Give the material below as a two-column CSV headed description and element_positions. Each row should pair one description with the position lines that follow it, with each value in a single quoted field and line breaks replaced by spaces.

[Extracted records]
»»

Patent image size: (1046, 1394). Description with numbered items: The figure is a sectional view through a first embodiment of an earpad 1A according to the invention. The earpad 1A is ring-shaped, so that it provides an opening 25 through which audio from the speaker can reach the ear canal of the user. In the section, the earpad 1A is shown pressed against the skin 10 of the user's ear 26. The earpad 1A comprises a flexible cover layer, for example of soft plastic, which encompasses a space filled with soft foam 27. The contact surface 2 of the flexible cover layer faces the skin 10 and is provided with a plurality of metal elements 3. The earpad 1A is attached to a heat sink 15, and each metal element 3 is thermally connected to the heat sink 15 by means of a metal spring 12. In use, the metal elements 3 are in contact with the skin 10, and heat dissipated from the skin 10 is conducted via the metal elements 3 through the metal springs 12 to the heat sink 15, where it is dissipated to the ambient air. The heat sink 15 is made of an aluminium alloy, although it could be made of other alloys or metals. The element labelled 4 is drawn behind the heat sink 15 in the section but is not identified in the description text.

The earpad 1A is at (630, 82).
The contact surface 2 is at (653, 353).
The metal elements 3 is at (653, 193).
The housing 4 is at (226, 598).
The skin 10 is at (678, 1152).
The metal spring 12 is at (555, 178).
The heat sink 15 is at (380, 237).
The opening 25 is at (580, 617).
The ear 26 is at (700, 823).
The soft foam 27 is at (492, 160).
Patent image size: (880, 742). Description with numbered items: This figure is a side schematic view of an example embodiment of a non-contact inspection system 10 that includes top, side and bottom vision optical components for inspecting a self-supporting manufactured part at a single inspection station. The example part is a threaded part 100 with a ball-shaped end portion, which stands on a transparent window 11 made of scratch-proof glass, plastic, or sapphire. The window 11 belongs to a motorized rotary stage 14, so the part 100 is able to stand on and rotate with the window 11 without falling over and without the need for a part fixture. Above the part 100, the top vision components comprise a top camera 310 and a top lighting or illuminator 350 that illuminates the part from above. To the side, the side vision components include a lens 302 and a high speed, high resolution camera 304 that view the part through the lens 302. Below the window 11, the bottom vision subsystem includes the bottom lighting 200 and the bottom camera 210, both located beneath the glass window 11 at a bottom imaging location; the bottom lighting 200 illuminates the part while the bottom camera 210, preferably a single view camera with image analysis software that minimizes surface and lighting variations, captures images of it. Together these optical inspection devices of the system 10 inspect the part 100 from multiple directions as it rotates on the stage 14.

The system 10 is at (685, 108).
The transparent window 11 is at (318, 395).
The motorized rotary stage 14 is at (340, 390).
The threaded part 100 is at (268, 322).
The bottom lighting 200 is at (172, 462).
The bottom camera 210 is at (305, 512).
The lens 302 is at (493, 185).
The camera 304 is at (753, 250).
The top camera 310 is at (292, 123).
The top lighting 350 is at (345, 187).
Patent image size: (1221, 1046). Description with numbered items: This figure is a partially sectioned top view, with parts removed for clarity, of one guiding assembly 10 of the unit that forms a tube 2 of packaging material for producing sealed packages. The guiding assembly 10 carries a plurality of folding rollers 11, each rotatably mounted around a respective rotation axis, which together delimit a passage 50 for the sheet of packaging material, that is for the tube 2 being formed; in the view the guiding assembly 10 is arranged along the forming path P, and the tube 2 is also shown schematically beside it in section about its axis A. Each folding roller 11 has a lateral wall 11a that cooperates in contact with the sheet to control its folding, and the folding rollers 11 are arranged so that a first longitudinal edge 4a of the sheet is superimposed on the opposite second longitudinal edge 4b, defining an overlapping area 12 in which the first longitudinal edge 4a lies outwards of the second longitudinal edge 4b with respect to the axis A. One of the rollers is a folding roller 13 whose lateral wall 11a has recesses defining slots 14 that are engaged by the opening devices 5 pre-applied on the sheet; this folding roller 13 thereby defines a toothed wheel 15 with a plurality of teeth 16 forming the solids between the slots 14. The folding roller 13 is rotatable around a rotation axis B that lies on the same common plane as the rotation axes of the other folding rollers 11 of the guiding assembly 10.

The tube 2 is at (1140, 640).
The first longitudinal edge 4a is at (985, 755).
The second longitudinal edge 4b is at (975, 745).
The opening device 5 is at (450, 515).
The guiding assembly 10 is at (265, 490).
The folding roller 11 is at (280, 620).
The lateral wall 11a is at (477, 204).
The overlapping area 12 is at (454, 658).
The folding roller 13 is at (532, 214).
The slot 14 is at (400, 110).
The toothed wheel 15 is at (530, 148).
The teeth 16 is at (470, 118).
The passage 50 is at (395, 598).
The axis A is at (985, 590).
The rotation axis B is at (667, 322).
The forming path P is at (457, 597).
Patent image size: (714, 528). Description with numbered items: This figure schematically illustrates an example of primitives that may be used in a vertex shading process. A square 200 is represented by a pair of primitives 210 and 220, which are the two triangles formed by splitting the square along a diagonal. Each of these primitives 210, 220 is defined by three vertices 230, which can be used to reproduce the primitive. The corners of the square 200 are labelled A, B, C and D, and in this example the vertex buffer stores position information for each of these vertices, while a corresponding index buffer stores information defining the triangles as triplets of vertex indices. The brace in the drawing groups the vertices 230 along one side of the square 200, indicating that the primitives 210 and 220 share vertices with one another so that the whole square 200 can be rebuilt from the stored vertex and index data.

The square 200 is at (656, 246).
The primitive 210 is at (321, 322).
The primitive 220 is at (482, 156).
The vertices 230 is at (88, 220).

««

• FULL RESPONSE:
description,element_positions
"Patent image size: (1046, 1394). Description with numbered items: The figure is a sectional view through a first embodiment of an earpad 1A according to the invention. The earpad 1A is ring-shaped, so that it provides an opening 25 through which audio from the speaker can reach the ear canal of the user. In the section, the earpad 1A is shown pressed against the skin 10 of the user's ear 26. The earpad 1A comprises a flexible cover layer, for example of soft plastic, which encompasses a space filled with soft foam 27. The contact surface 2 of the flexible cover layer faces the skin 10 and is provided with a plurality of metal elements 3. The earpad 1A is attached to a heat sink 15, and each metal element 3 is thermally connected to the heat sink 15 by means of a metal spring 12. In use, the metal elements 3 are in contact with the skin 10, and heat dissipated from the skin 10 is conducted via the metal elements 3 through the metal springs 12 to the heat sink 15, where it is dissipated to the ambient air. The heat sink 15 is made of an aluminium alloy, although it could be made of other alloys or metals. The element labelled 4 is drawn behind the heat sink 15 in the section but is not identified in the description text.","The earpad 1A is at (630, 82). The contact surface 2 is at (653, 353). The metal elements 3 is at (653, 193). The housing 4 is at (226, 598). The skin 10 is at (678, 1152). The metal spring 12 is at (555, 178). The heat sink 15 is at (380, 237). The opening 25 is at (580, 617). The ear 26 is at (700, 823). The soft foam 27 is at (492, 160)."
"Patent image size: (880, 742). Description with numbered items: This figure is a side schematic view of an example embodiment of a non-contact inspection system 10 that includes top, side and bottom vision optical components for inspecting a self-supporting manufactured part at a single inspection station. The example part is a threaded part 100 with a ball-shaped end portion, which stands on a transparent window 11 made of scratch-proof glass, plastic, or sapphire. The window 11 belongs to a motorized rotary stage 14, so the part 100 is able to stand on and rotate with the window 11 without falling over and without the need for a part fixture. Above the part 100, the top vision components comprise a top camera 310 and a top lighting or illuminator 350 that illuminates the part from above. To the side, the side vision components include a lens 302 and a high speed, high resolution camera 304 that view the part through the lens 302. Below the window 11, the bottom vision subsystem includes the bottom lighting 200 and the bottom camera 210, both located beneath the glass window 11 at a bottom imaging location; the bottom lighting 200 illuminates the part while the bottom camera 210, preferably a single view camera with image analysis software that minimizes surface and lighting variations, captures images of it. Together these optical inspection devices of the system 10 inspect the part 100 from multiple directions as it rotates on the stage 14.","The system 10 is at (685, 108). The transparent window 11 is at (318, 395). The motorized rotary stage 14 is at (340, 390). The threaded part 100 is at (268, 322). The bottom lighting 200 is at (172, 462). The bottom camera 210 is at (305, 512). The lens 302 is at (493, 185). The camera 304 is at (753, 250). The top camera 310 is at (292, 123). The top lighting 350 is at (345, 187)."
"Patent image size: (1221, 1046). Description with numbered items: This figure is a partially sectioned top view, with parts removed for clarity, of one guiding assembly 10 of the unit that forms a tube 2 of packaging material for producing sealed packages. The guiding assembly 10 carries a plurality of folding rollers 11, each rotatably mounted around a respective rotation axis, which together delimit a passage 50 for the sheet of packaging material, that is for the tube 2 being formed; in the view the guiding assembly 10 is arranged along the forming path P, and the tube 2 is also shown schematically beside it in section about its axis A. Each folding roller 11 has a lateral wall 11a that cooperates in contact with the sheet to control its folding, and the folding rollers 11 are arranged so that a first longitudinal edge 4a of the sheet is superimposed on the opposite second longitudinal edge 4b, defining an overlapping area 12 in which the first longitudinal edge 4a lies outwards of the second longitudinal edge 4b with respect to the axis A. One of the rollers is a folding roller 13 whose lateral wall 11a has recesses defining slots 14 that are engaged by the opening devices 5 pre-applied on the sheet; this folding roller 13 thereby defines a toothed wheel 15 with a plurality of teeth 16 forming the solids between the slots 14. The folding roller 13 is rotatable around a rotation axis B that lies on the same common plane as the rotation axes of the other folding rollers 11 of the guiding assembly 10.","The tube 2 is at (1140, 640). The first longitudinal edge 4a is at (985, 755). The second longitudinal edge 4b is at (975, 745). The opening device 5 is at (450, 515). The guiding assembly 10 is at (265, 490). The folding roller 11 is at (280, 620). The lateral wall 11a is at (477, 204). The overlapping area 12 is at (454, 658). The folding roller 13 is at (532, 214). The slot 14 is at (400, 110). The toothed wheel 15 is at (530, 148). The teeth 16 is at (470, 118). The passage 50 is at (395, 598). The axis A is at (985, 590). The rotation axis B is at (667, 322). The forming path P is at (457, 597)."
"Patent image size: (714, 528). Description with numbered items: This figure schematically illustrates an example of primitives that may be used in a vertex shading process. A square 200 is represented by a pair of primitives 210 and 220, which are the two triangles formed by splitting the square along a diagonal. Each of these primitives 210, 220 is defined by three vertices 230, which can be used to reproduce the primitive. The corners of the square 200 are labelled A, B, C and D, and in this example the vertex buffer stores position information for each of these vertices, while a corresponding index buffer stores information defining the triangles as triplets of vertex indices. The brace in the drawing groups the vertices 230 along one side of the square 200, indicating that the primitives 210 and 220 share vertices with one another so that the whole square 200 can be rebuilt from the stored vertex and index data.","The square 200 is at (656, 246). The primitive 210 is at (321, 322). The primitive 220 is at (482, 156). The vertices 230 is at (88, 220)."